> PROBLEM
Among the records below, find each line that includes the string "page" and copy it.

Collected data
- - - -

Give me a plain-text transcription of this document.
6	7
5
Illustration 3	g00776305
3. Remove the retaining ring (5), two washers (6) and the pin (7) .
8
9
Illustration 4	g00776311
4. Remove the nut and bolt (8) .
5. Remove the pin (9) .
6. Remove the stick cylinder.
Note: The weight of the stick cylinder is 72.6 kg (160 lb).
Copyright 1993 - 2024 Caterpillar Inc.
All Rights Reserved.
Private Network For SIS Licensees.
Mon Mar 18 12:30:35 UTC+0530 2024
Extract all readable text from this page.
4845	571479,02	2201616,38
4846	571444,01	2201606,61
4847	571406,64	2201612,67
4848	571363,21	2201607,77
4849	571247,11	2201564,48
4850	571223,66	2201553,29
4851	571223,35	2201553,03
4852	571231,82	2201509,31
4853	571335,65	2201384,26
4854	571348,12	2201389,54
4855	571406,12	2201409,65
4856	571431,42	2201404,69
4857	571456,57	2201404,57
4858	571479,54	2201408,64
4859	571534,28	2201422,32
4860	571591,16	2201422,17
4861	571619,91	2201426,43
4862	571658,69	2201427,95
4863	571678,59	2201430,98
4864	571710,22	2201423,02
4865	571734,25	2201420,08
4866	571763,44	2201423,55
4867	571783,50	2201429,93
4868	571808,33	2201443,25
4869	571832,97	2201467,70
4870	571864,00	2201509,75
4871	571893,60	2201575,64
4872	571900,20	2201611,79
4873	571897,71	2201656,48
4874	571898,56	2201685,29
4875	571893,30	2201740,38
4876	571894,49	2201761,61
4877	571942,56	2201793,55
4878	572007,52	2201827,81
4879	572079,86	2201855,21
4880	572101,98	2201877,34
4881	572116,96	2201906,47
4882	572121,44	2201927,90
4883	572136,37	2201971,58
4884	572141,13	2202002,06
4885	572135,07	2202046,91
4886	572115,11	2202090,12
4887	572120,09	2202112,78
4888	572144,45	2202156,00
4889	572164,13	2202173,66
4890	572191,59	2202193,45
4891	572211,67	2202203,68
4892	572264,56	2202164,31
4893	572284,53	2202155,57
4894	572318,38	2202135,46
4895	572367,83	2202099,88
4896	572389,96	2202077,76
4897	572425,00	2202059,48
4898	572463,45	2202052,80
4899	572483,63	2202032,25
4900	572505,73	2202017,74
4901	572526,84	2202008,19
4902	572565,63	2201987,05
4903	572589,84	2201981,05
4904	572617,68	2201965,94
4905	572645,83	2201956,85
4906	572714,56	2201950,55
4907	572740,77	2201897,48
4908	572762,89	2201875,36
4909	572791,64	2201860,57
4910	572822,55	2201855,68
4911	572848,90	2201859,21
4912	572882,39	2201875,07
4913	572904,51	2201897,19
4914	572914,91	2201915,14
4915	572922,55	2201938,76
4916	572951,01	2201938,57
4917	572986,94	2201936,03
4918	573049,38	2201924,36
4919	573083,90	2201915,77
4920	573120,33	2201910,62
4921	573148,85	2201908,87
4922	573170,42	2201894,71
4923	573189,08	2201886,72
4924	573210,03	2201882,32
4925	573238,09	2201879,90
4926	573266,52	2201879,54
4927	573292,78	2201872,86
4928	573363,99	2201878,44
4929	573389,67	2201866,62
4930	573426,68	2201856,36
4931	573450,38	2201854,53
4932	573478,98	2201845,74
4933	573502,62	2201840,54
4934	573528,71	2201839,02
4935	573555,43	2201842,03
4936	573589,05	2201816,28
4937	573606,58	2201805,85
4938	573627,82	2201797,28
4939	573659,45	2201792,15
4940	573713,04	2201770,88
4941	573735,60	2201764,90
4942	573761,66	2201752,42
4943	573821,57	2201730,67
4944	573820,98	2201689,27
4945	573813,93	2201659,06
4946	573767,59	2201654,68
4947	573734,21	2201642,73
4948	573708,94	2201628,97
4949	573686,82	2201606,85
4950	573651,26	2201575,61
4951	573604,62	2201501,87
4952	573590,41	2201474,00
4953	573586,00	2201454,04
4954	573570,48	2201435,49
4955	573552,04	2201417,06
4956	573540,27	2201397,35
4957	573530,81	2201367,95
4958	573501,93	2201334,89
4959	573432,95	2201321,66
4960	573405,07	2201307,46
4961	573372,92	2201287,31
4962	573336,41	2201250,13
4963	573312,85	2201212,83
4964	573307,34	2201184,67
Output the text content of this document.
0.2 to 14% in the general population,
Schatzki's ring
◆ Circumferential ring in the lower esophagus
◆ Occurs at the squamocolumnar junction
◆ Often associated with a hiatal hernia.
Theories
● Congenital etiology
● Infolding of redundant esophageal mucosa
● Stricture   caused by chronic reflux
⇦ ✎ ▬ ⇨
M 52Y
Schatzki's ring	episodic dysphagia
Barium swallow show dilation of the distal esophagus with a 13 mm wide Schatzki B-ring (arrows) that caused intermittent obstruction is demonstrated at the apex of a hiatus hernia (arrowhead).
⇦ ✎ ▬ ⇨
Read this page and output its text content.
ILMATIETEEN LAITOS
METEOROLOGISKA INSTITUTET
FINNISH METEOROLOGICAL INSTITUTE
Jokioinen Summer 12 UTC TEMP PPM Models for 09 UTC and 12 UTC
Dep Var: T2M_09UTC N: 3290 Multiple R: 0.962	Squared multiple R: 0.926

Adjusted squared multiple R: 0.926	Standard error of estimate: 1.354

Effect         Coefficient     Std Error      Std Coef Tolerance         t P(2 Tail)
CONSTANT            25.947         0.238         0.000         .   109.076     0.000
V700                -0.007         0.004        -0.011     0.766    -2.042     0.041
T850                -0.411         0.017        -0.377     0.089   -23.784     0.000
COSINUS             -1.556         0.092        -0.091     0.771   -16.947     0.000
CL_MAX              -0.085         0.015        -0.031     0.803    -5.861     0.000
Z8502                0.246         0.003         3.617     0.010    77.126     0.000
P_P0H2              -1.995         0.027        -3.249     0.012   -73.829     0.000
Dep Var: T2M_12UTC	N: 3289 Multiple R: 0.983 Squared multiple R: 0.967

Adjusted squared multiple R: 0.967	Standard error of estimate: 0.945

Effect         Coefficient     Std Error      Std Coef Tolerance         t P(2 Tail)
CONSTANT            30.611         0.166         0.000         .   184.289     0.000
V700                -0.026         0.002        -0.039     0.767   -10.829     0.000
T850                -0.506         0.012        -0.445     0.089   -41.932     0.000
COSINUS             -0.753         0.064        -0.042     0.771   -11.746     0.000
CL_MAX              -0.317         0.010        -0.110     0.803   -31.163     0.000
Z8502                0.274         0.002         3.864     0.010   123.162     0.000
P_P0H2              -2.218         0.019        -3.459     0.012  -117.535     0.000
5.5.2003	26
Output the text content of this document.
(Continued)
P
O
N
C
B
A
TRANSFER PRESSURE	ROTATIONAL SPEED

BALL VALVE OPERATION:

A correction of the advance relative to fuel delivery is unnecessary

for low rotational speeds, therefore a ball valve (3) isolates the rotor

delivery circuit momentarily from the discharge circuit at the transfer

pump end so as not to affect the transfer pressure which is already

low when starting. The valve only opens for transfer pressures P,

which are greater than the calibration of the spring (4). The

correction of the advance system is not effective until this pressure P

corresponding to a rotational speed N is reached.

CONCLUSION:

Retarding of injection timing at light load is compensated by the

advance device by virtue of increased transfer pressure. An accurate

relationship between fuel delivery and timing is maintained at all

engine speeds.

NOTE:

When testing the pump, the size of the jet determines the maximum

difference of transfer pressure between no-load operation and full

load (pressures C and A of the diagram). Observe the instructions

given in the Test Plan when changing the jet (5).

- - - -

> FULL RESPONSE
Extract all readable text from this page.
Read this page and output its text content.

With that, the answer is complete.